= Exercise aim =
Every line below is to be copied exactly, with the pictures left out.

+++ Exercise data

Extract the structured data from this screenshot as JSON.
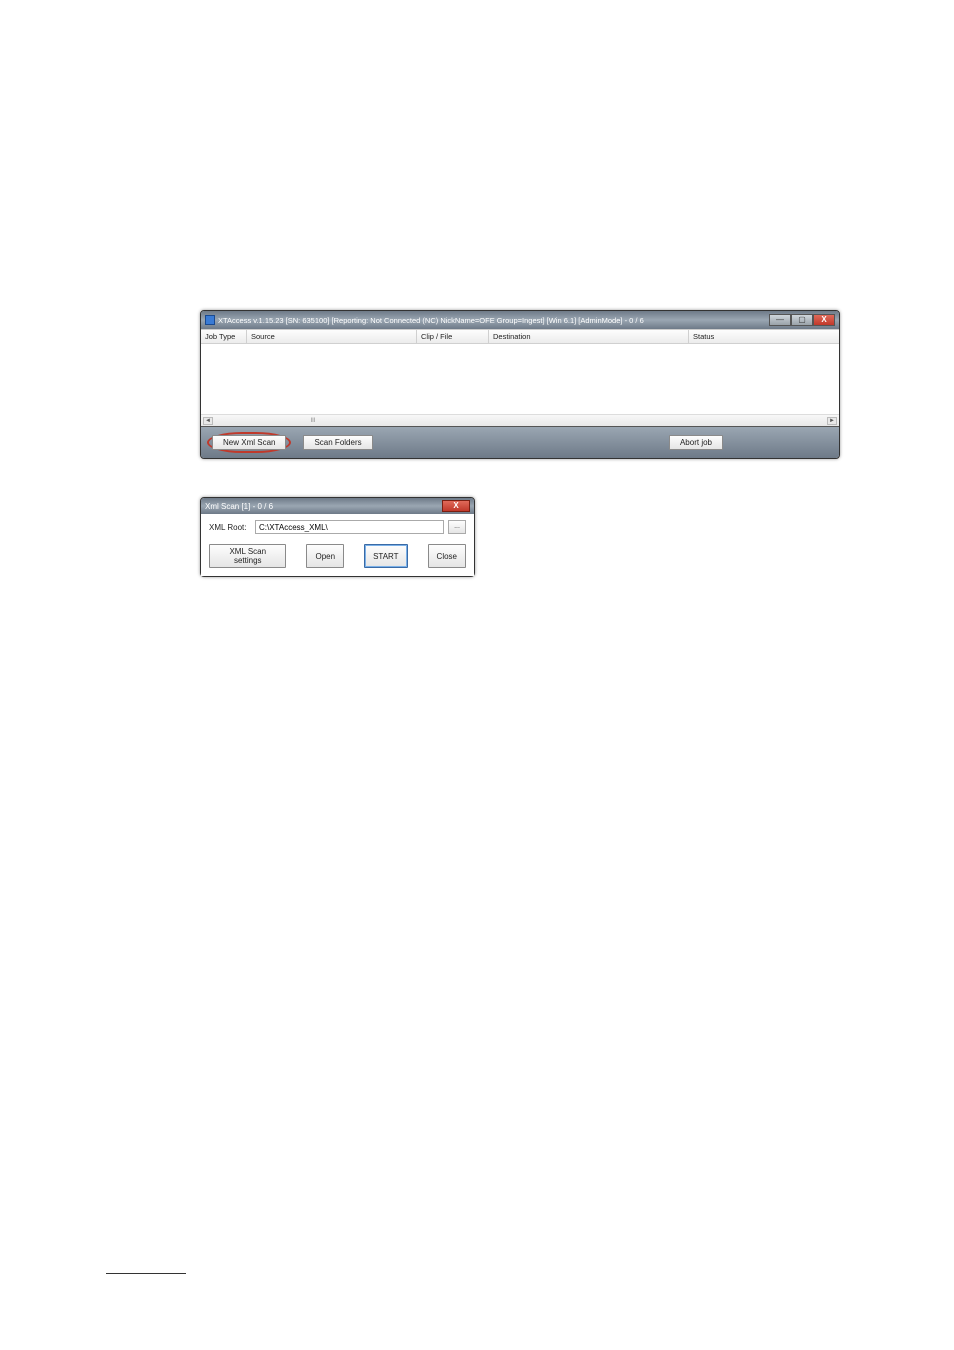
{
  "win1": {
    "title": "XTAccess v.1.15.23 [SN: 635100] [Reporting: Not Connected (NC) NickName=OFE Group=Ingest] [Win 6.1] [AdminMode] - 0 / 6",
    "columns": {
      "jobtype": "Job Type",
      "source": "Source",
      "clipfile": "Clip / File",
      "destination": "Destination",
      "status": "Status"
    },
    "buttons": {
      "new_xml_scan": "New Xml Scan",
      "scan_folders": "Scan Folders",
      "abort_job": "Abort job"
    },
    "scrollbar": {
      "marker": "III"
    }
  },
  "win2": {
    "title": "Xml Scan [1] - 0 / 6",
    "xml_root_label": "XML Root:",
    "xml_root_value": "C:\\XTAccess_XML\\",
    "browse_label": "...",
    "buttons": {
      "settings": "XML Scan settings",
      "open": "Open",
      "start": "START",
      "close": "Close"
    }
  },
  "glyphs": {
    "minimize": "—",
    "maximize": "▢",
    "close": "X",
    "left": "◄",
    "right": "►"
  }
}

++++++

= Solution for this exercise =
Extract the structured data from this screenshot as JSON.
{
  "win1": {
    "title": "XTAccess v.1.15.23 [SN: 635100] [Reporting: Not Connected (NC) NickName=OFE Group=Ingest] [Win 6.1] [AdminMode] - 0 / 6",
    "columns": {
      "jobtype": "Job Type",
      "source": "Source",
      "clipfile": "Clip / File",
      "destination": "Destination",
      "status": "Status"
    },
    "buttons": {
      "new_xml_scan": "New Xml Scan",
      "scan_folders": "Scan Folders",
      "abort_job": "Abort job"
    },
    "scrollbar": {
      "marker": "III"
    }
  },
  "win2": {
    "title": "Xml Scan [1] - 0 / 6",
    "xml_root_label": "XML Root:",
    "xml_root_value": "C:\\XTAccess_XML\\",
    "browse_label": "...",
    "buttons": {
      "settings": "XML Scan settings",
      "open": "Open",
      "start": "START",
      "close": "Close"
    }
  },
  "glyphs": {
    "minimize": "—",
    "maximize": "▢",
    "close": "X",
    "left": "◄",
    "right": "►"
  }
}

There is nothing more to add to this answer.